• _The problem_:
In the entries below, find the line containing "What's the underlying". Copy it and all lines after it, exactly, through the end.

___ Data rows ___

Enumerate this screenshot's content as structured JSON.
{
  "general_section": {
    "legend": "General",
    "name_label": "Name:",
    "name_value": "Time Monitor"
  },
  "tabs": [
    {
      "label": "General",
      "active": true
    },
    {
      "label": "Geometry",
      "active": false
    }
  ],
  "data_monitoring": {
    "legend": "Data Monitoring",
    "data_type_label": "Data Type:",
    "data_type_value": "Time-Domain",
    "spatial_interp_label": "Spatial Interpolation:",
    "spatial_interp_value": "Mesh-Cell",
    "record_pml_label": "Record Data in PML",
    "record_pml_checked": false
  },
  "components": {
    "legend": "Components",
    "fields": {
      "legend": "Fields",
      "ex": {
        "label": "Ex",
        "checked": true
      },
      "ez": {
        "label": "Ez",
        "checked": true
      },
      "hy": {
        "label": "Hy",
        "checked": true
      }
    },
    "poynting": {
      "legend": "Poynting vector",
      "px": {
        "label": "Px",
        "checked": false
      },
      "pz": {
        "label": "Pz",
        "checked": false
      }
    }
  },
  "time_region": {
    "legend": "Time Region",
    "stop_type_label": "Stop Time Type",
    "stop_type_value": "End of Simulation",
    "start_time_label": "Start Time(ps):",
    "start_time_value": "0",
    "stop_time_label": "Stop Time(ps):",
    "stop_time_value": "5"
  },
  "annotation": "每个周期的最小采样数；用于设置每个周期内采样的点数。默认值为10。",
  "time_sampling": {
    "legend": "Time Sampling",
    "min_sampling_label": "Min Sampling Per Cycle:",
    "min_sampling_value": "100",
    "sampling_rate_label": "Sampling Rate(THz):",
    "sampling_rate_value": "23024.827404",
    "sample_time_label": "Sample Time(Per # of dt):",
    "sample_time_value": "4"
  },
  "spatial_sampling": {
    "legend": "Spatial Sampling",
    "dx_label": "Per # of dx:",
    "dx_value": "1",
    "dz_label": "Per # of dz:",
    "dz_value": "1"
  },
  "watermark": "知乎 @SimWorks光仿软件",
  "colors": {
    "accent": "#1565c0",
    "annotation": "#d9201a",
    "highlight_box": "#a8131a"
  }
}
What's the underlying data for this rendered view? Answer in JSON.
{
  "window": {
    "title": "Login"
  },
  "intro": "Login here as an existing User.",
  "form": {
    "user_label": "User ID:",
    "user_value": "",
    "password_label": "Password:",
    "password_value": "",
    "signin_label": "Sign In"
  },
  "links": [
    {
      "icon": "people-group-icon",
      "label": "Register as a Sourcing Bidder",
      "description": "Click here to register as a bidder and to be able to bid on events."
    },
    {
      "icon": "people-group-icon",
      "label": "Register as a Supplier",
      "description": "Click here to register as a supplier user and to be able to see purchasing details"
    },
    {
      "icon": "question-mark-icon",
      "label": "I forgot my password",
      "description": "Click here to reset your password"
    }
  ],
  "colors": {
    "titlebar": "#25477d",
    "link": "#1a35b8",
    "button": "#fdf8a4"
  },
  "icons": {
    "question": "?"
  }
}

___

• _Exercise answer_:
What's the underlying data for this rendered view? Answer in JSON.
{
  "window": {
    "title": "Login"
  },
  "intro": "Login here as an existing User.",
  "form": {
    "user_label": "User ID:",
    "user_value": "",
    "password_label": "Password:",
    "password_value": "",
    "signin_label": "Sign In"
  },
  "links": [
    {
      "icon": "people-group-icon",
      "label": "Register as a Sourcing Bidder",
      "description": "Click here to register as a bidder and to be able to bid on events."
    },
    {
      "icon": "people-group-icon",
      "label": "Register as a Supplier",
      "description": "Click here to register as a supplier user and to be able to see purchasing details"
    },
    {
      "icon": "question-mark-icon",
      "label": "I forgot my password",
      "description": "Click here to reset your password"
    }
  ],
  "colors": {
    "titlebar": "#25477d",
    "link": "#1a35b8",
    "button": "#fdf8a4"
  },
  "icons": {
    "question": "?"
  }
}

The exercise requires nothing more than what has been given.